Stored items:
○ ○ ○
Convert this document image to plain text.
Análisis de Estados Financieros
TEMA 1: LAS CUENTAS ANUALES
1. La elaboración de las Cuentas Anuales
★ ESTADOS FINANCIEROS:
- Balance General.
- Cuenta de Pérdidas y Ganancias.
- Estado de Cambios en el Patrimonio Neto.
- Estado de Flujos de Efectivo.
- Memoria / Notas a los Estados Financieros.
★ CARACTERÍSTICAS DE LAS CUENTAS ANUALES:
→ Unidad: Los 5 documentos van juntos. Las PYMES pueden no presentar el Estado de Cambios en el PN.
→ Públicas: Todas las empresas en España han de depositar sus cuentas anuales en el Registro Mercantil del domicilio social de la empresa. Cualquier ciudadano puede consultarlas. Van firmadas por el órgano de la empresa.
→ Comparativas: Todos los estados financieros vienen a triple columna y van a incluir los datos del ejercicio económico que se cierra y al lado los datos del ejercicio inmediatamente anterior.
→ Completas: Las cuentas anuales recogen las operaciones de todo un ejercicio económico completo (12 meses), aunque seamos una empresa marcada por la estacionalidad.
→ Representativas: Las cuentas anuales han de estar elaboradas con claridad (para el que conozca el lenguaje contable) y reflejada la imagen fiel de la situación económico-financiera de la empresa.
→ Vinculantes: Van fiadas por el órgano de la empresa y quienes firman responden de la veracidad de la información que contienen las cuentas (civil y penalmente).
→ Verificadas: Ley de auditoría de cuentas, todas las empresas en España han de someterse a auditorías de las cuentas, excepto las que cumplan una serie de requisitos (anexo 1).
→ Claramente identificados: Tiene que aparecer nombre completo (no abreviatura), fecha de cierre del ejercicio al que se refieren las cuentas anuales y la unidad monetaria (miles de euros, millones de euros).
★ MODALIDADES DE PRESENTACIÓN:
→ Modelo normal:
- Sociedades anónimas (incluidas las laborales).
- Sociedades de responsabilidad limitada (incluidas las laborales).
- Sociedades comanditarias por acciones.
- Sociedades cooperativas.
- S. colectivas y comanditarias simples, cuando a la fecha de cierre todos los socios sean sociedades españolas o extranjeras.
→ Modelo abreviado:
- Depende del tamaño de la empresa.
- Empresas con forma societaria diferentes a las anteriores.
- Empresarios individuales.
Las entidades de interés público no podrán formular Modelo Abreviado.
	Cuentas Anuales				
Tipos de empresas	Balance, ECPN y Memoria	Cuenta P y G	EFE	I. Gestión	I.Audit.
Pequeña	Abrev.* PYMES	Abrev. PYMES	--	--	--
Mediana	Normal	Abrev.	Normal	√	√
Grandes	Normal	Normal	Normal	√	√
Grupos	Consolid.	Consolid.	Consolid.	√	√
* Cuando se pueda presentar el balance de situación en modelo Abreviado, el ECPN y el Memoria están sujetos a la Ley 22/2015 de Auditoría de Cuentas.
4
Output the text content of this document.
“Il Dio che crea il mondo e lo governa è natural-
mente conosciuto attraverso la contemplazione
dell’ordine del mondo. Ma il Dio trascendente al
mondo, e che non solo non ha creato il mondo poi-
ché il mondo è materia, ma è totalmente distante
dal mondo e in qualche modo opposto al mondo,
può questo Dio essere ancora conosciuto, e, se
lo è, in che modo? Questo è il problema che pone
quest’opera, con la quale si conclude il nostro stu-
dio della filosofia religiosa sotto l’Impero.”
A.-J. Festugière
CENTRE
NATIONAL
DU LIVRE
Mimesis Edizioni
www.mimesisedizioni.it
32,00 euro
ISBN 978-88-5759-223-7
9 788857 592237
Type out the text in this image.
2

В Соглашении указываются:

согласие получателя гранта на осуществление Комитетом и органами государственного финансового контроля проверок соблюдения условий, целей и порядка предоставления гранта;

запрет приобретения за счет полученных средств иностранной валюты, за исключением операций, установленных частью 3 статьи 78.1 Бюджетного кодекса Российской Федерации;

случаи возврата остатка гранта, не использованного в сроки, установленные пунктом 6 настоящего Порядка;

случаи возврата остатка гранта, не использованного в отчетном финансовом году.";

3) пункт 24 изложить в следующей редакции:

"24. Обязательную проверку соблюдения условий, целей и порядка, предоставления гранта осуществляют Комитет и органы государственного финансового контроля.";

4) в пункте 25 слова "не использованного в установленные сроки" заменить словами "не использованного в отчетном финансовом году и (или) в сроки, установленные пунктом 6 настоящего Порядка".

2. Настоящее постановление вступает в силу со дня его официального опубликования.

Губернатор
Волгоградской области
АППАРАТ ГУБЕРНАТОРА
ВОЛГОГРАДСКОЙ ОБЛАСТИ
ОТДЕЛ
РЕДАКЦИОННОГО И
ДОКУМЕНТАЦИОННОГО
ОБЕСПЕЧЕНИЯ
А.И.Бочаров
○ ○ ○
## [WRITTEN INSTRUCTION]
Single out each line of the records above with the string "ECPN" in it, and copy it.

## [SOLUTION TO THIS TASK]
Tipos de empresas	Balance, ECPN y Memoria	Cuenta P y G	EFE	I. Gestión	I.Audit.
* Cuando se pueda presentar el balance de situación en modelo Abreviado, el ECPN y el Memoria están sujetos a la Ley 22/2015 de Auditoría de Cuentas.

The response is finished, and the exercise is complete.